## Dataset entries
┄┄┄┄┄┄

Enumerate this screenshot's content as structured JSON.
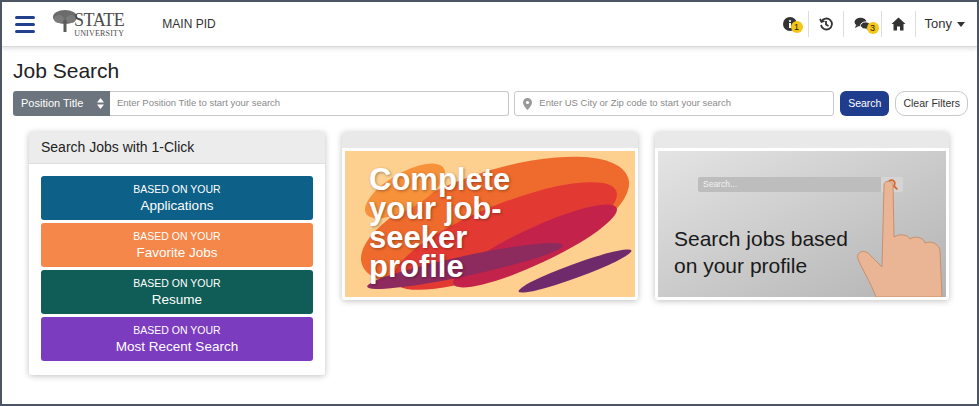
{
  "header": {
    "logo_line1": "STATE",
    "logo_line2": "UNIVERSITY",
    "app_label": "MAIN PID",
    "info_badge": "1",
    "messages_badge": "3",
    "user": "Tony"
  },
  "page_title": "Job Search",
  "search": {
    "field_select": "Position Title",
    "title_placeholder": "Enter Position Title to start your search",
    "location_placeholder": "Enter US City or Zip code to start your search",
    "search_button": "Search",
    "clear_button": "Clear Filters"
  },
  "one_click": {
    "title": "Search Jobs with 1-Click",
    "items": [
      {
        "prefix": "BASED ON YOUR",
        "label": "Applications",
        "color": "#0d6087"
      },
      {
        "prefix": "BASED ON YOUR",
        "label": "Favorite Jobs",
        "color": "#f5874a"
      },
      {
        "prefix": "BASED ON YOUR",
        "label": "Resume",
        "color": "#0f5d56"
      },
      {
        "prefix": "BASED ON YOUR",
        "label": "Most Recent Search",
        "color": "#7c3cbf"
      }
    ]
  },
  "profile_banner": {
    "text": "Complete your job-seeker profile"
  },
  "search_banner": {
    "text": "Search jobs based on your profile",
    "search_placeholder": "Search..."
  }
}
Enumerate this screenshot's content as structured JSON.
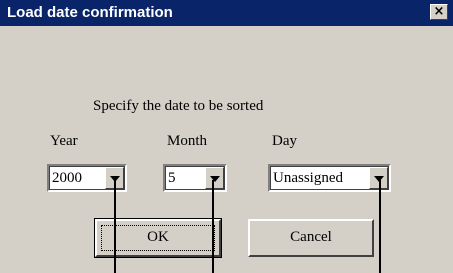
{
  "window": {
    "title": "Load date confirmation",
    "close_label": "×"
  },
  "dialog": {
    "instruction": "Specify the date to be sorted",
    "year": {
      "label": "Year",
      "value": "2000"
    },
    "month": {
      "label": "Month",
      "value": "5"
    },
    "day": {
      "label": "Day",
      "value": "Unassigned"
    },
    "ok_label": "OK",
    "cancel_label": "Cancel"
  },
  "colors": {
    "titlebar": "#0a246a",
    "face": "#d4d0c8",
    "field": "#ffffff"
  },
  "icons": {
    "close": "close-icon",
    "dropdown": "chevron-down-icon"
  }
}
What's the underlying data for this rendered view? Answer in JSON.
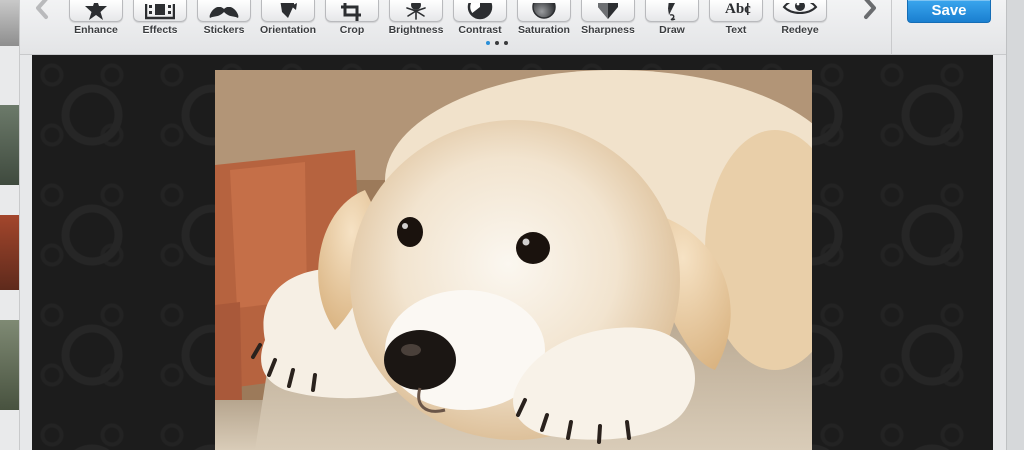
{
  "toolbar": {
    "prev_icon": "chevron-left-icon",
    "next_icon": "chevron-right-icon",
    "tools": [
      {
        "id": "enhance",
        "label": "Enhance",
        "icon": "star-icon"
      },
      {
        "id": "effects",
        "label": "Effects",
        "icon": "film-icon"
      },
      {
        "id": "stickers",
        "label": "Stickers",
        "icon": "mustache-icon"
      },
      {
        "id": "orientation",
        "label": "Orientation",
        "icon": "rotate-icon"
      },
      {
        "id": "crop",
        "label": "Crop",
        "icon": "crop-icon"
      },
      {
        "id": "brightness",
        "label": "Brightness",
        "icon": "sun-icon"
      },
      {
        "id": "contrast",
        "label": "Contrast",
        "icon": "contrast-icon"
      },
      {
        "id": "saturation",
        "label": "Saturation",
        "icon": "saturation-icon"
      },
      {
        "id": "sharpness",
        "label": "Sharpness",
        "icon": "sharpness-icon"
      },
      {
        "id": "draw",
        "label": "Draw",
        "icon": "pen-icon"
      },
      {
        "id": "text",
        "label": "Text",
        "icon": "text-icon"
      },
      {
        "id": "redeye",
        "label": "Redeye",
        "icon": "eye-icon"
      }
    ],
    "pager": {
      "pages": 3,
      "active": 1
    },
    "save_label": "Save"
  },
  "colors": {
    "accent": "#1a8ae0",
    "canvas_bg": "#1c1c1c",
    "toolbar_bg": "#eceded"
  },
  "canvas": {
    "image": "puppy-photo"
  }
}
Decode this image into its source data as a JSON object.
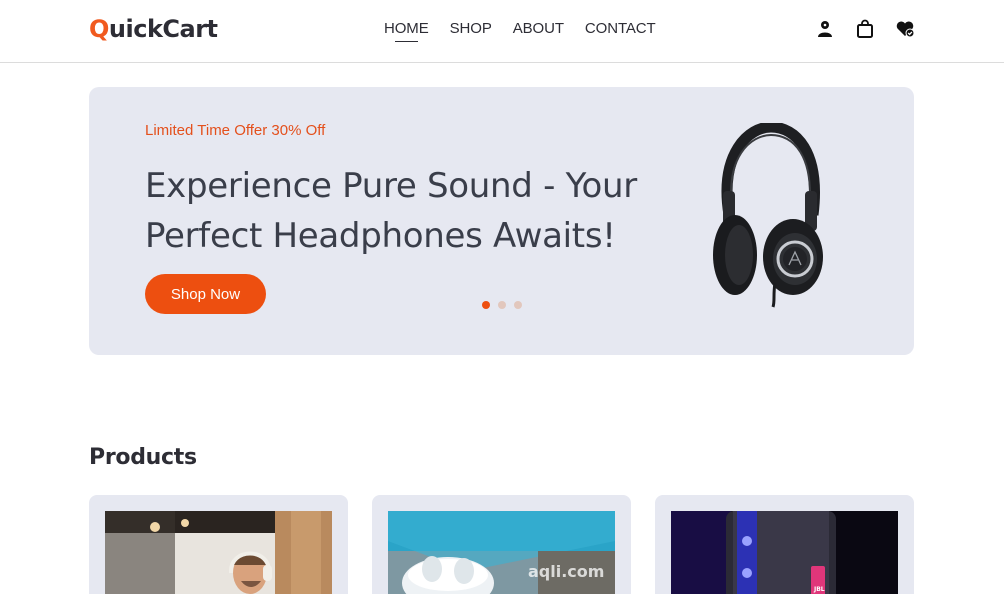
{
  "header": {
    "logo_initial": "Q",
    "logo_rest": "uickCart",
    "nav": [
      {
        "label": "HOME"
      },
      {
        "label": "SHOP"
      },
      {
        "label": "ABOUT"
      },
      {
        "label": "CONTACT"
      }
    ],
    "icons": [
      "user-icon",
      "shopping-bag-icon",
      "wishlist-heart-icon"
    ]
  },
  "hero": {
    "offer": "Limited Time Offer 30% Off",
    "headline": "Experience Pure Sound - Your Perfect Headphones Awaits!",
    "button": "Shop Now",
    "slides": 3,
    "active_slide": 1
  },
  "products": {
    "title": "Products",
    "cards": [
      {
        "image": "man-with-headphones-photo"
      },
      {
        "image": "earbuds-case-photo",
        "watermark": "aqli.com"
      },
      {
        "image": "portable-speaker-photo",
        "badge": "JBL"
      }
    ]
  },
  "colors": {
    "accent": "#ed4f10",
    "hero_bg": "#e6e8f1",
    "text": "#2d2d35"
  }
}
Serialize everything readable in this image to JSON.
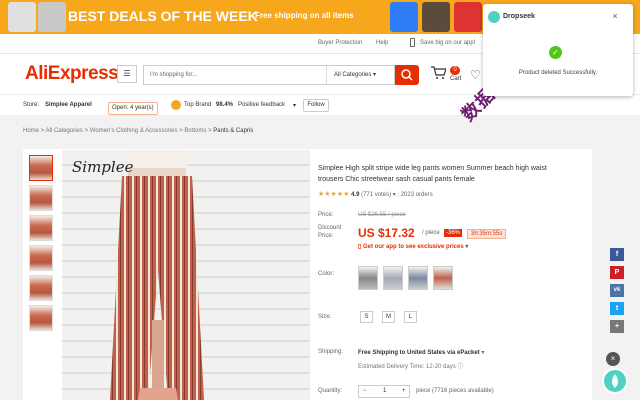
{
  "banner": {
    "title": "BEST DEALS OF THE WEEK",
    "subtitle": "Free shipping on all items"
  },
  "topbar": {
    "buyer_protection": "Buyer Protection",
    "help": "Help",
    "save_app": "Save big on our app!"
  },
  "header": {
    "logo": "AliExpress",
    "search_placeholder": "I'm shopping for...",
    "category_select": "All Categories",
    "cart_count": "0",
    "cart_label": "Cart"
  },
  "store": {
    "label": "Store:",
    "name": "Simplee Apparel",
    "open": "Open: 4 year(s)",
    "top_brand": "Top Brand",
    "feedback_pct": "98.4%",
    "feedback_label": "Positive feedback",
    "follow": "Follow"
  },
  "breadcrumb": [
    "Home",
    "All Categories",
    "Women's Clothing & Accessories",
    "Bottoms",
    "Pants & Capris"
  ],
  "breadcrumb_separator": ">",
  "product": {
    "brand_watermark": "Simplee",
    "title": "Simplee High split stripe wide leg pants women Summer beach high waist trousers Chic streetwear sash casual pants female",
    "rating": "4.9",
    "votes": "(771 votes)",
    "orders": "2023 orders",
    "price_label": "Price:",
    "old_price": "US $26.55 / piece",
    "discount_label": "Discount Price:",
    "new_price": "US $17.32",
    "per_piece": "/ piece",
    "discount_pct": "-36%",
    "timer": "3h:35m:55s",
    "app_price": "Get our app to see exclusive prices",
    "color_label": "Color:",
    "size_label": "Size:",
    "sizes": [
      "S",
      "M",
      "L"
    ],
    "shipping_label": "Shipping:",
    "shipping_text": "Free Shipping to United States via ePacket",
    "delivery": "Estimated Delivery Time: 12-20 days",
    "quantity_label": "Quantity:",
    "quantity_value": "1",
    "pieces_available": "piece (7716 pieces available)"
  },
  "watermark": "数据tscs66",
  "notification": {
    "app_name": "Dropseek",
    "close": "×",
    "message": "Product deleted Successfully."
  },
  "share_icons": [
    {
      "name": "facebook",
      "glyph": "f",
      "color": "#3b5998"
    },
    {
      "name": "pinterest",
      "glyph": "P",
      "color": "#cb2027"
    },
    {
      "name": "vk",
      "glyph": "vk",
      "color": "#4c75a3"
    },
    {
      "name": "twitter",
      "glyph": "t",
      "color": "#1da1f2"
    },
    {
      "name": "more",
      "glyph": "+",
      "color": "#777"
    }
  ],
  "colors": {
    "accent": "#e62e04",
    "banner": "#f7a71c",
    "dropseek": "#4fd1c5",
    "success": "#52c41a"
  }
}
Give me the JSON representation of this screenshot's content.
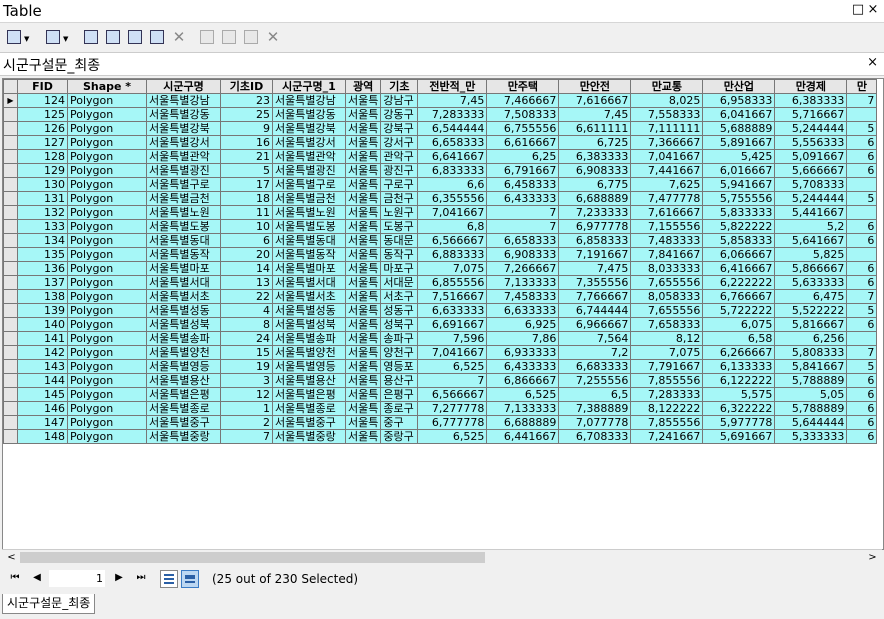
{
  "window": {
    "title": "Table",
    "pin_label": "□",
    "close_label": "×"
  },
  "table_tab": {
    "name": "시군구설문_최종",
    "close_label": "×"
  },
  "columns": [
    "FID",
    "Shape *",
    "시군구명",
    "기초ID",
    "시군구명_1",
    "광역",
    "기초",
    "전반적_만",
    "만주택",
    "만안전",
    "만교통",
    "만산업",
    "만경제",
    "만"
  ],
  "rows": [
    [
      "124",
      "Polygon",
      "서울특별강남",
      "23",
      "서울특별강남",
      "서울특",
      "강남구",
      "7,45",
      "7,466667",
      "7,616667",
      "8,025",
      "6,958333",
      "6,383333",
      "7"
    ],
    [
      "125",
      "Polygon",
      "서울특별강동",
      "25",
      "서울특별강동",
      "서울특",
      "강동구",
      "7,283333",
      "7,508333",
      "7,45",
      "7,558333",
      "6,041667",
      "5,716667",
      ""
    ],
    [
      "126",
      "Polygon",
      "서울특별강북",
      "9",
      "서울특별강북",
      "서울특",
      "강북구",
      "6,544444",
      "6,755556",
      "6,611111",
      "7,111111",
      "5,688889",
      "5,244444",
      "5"
    ],
    [
      "127",
      "Polygon",
      "서울특별강서",
      "16",
      "서울특별강서",
      "서울특",
      "강서구",
      "6,658333",
      "6,616667",
      "6,725",
      "7,366667",
      "5,891667",
      "5,556333",
      "6"
    ],
    [
      "128",
      "Polygon",
      "서울특별관악",
      "21",
      "서울특별관악",
      "서울특",
      "관악구",
      "6,641667",
      "6,25",
      "6,383333",
      "7,041667",
      "5,425",
      "5,091667",
      "6"
    ],
    [
      "129",
      "Polygon",
      "서울특별광진",
      "5",
      "서울특별광진",
      "서울특",
      "광진구",
      "6,833333",
      "6,791667",
      "6,908333",
      "7,441667",
      "6,016667",
      "5,666667",
      "6"
    ],
    [
      "130",
      "Polygon",
      "서울특별구로",
      "17",
      "서울특별구로",
      "서울특",
      "구로구",
      "6,6",
      "6,458333",
      "6,775",
      "7,625",
      "5,941667",
      "5,708333",
      ""
    ],
    [
      "131",
      "Polygon",
      "서울특별금천",
      "18",
      "서울특별금천",
      "서울특",
      "금천구",
      "6,355556",
      "6,433333",
      "6,688889",
      "7,477778",
      "5,755556",
      "5,244444",
      "5"
    ],
    [
      "132",
      "Polygon",
      "서울특별노원",
      "11",
      "서울특별노원",
      "서울특",
      "노원구",
      "7,041667",
      "7",
      "7,233333",
      "7,616667",
      "5,833333",
      "5,441667",
      ""
    ],
    [
      "133",
      "Polygon",
      "서울특별도봉",
      "10",
      "서울특별도봉",
      "서울특",
      "도봉구",
      "6,8",
      "7",
      "6,977778",
      "7,155556",
      "5,822222",
      "5,2",
      "6"
    ],
    [
      "134",
      "Polygon",
      "서울특별동대",
      "6",
      "서울특별동대",
      "서울특",
      "동대문",
      "6,566667",
      "6,658333",
      "6,858333",
      "7,483333",
      "5,858333",
      "5,641667",
      "6"
    ],
    [
      "135",
      "Polygon",
      "서울특별동작",
      "20",
      "서울특별동작",
      "서울특",
      "동작구",
      "6,883333",
      "6,908333",
      "7,191667",
      "7,841667",
      "6,066667",
      "5,825",
      ""
    ],
    [
      "136",
      "Polygon",
      "서울특별마포",
      "14",
      "서울특별마포",
      "서울특",
      "마포구",
      "7,075",
      "7,266667",
      "7,475",
      "8,033333",
      "6,416667",
      "5,866667",
      "6"
    ],
    [
      "137",
      "Polygon",
      "서울특별서대",
      "13",
      "서울특별서대",
      "서울특",
      "서대문",
      "6,855556",
      "7,133333",
      "7,355556",
      "7,655556",
      "6,222222",
      "5,633333",
      "6"
    ],
    [
      "138",
      "Polygon",
      "서울특별서초",
      "22",
      "서울특별서초",
      "서울특",
      "서초구",
      "7,516667",
      "7,458333",
      "7,766667",
      "8,058333",
      "6,766667",
      "6,475",
      "7"
    ],
    [
      "139",
      "Polygon",
      "서울특별성동",
      "4",
      "서울특별성동",
      "서울특",
      "성동구",
      "6,633333",
      "6,633333",
      "6,744444",
      "7,655556",
      "5,722222",
      "5,522222",
      "5"
    ],
    [
      "140",
      "Polygon",
      "서울특별성북",
      "8",
      "서울특별성북",
      "서울특",
      "성북구",
      "6,691667",
      "6,925",
      "6,966667",
      "7,658333",
      "6,075",
      "5,816667",
      "6"
    ],
    [
      "141",
      "Polygon",
      "서울특별송파",
      "24",
      "서울특별송파",
      "서울특",
      "송파구",
      "7,596",
      "7,86",
      "7,564",
      "8,12",
      "6,58",
      "6,256",
      ""
    ],
    [
      "142",
      "Polygon",
      "서울특별양천",
      "15",
      "서울특별양천",
      "서울특",
      "양천구",
      "7,041667",
      "6,933333",
      "7,2",
      "7,075",
      "6,266667",
      "5,808333",
      "7"
    ],
    [
      "143",
      "Polygon",
      "서울특별영등",
      "19",
      "서울특별영등",
      "서울특",
      "영등포",
      "6,525",
      "6,433333",
      "6,683333",
      "7,791667",
      "6,133333",
      "5,841667",
      "5"
    ],
    [
      "144",
      "Polygon",
      "서울특별용산",
      "3",
      "서울특별용산",
      "서울특",
      "용산구",
      "7",
      "6,866667",
      "7,255556",
      "7,855556",
      "6,122222",
      "5,788889",
      "6"
    ],
    [
      "145",
      "Polygon",
      "서울특별은평",
      "12",
      "서울특별은평",
      "서울특",
      "은평구",
      "6,566667",
      "6,525",
      "6,5",
      "7,283333",
      "5,575",
      "5,05",
      "6"
    ],
    [
      "146",
      "Polygon",
      "서울특별종로",
      "1",
      "서울특별종로",
      "서울특",
      "종로구",
      "7,277778",
      "7,133333",
      "7,388889",
      "8,122222",
      "6,322222",
      "5,788889",
      "6"
    ],
    [
      "147",
      "Polygon",
      "서울특별중구",
      "2",
      "서울특별중구",
      "서울특",
      "중구",
      "6,777778",
      "6,688889",
      "7,077778",
      "7,855556",
      "5,977778",
      "5,644444",
      "6"
    ],
    [
      "148",
      "Polygon",
      "서울특별중랑",
      "7",
      "서울특별중랑",
      "서울특",
      "중랑구",
      "6,525",
      "6,441667",
      "6,708333",
      "7,241667",
      "5,691667",
      "5,333333",
      "6"
    ]
  ],
  "current_row_marker": "▶",
  "nav": {
    "first": "⏮",
    "prev": "◀",
    "page": "1",
    "next": "▶",
    "last": "⏭"
  },
  "selection_status": "(25 out of 230 Selected)",
  "bottom_tab": "시군구설문_최종",
  "scroll": {
    "left_arrow": "<",
    "right_arrow": ">"
  }
}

┄┄┄┄┄┄

Every line that holds the word "image" counts once; state the total number of such lines and nothing else.

## REPLY TO THE TASK
6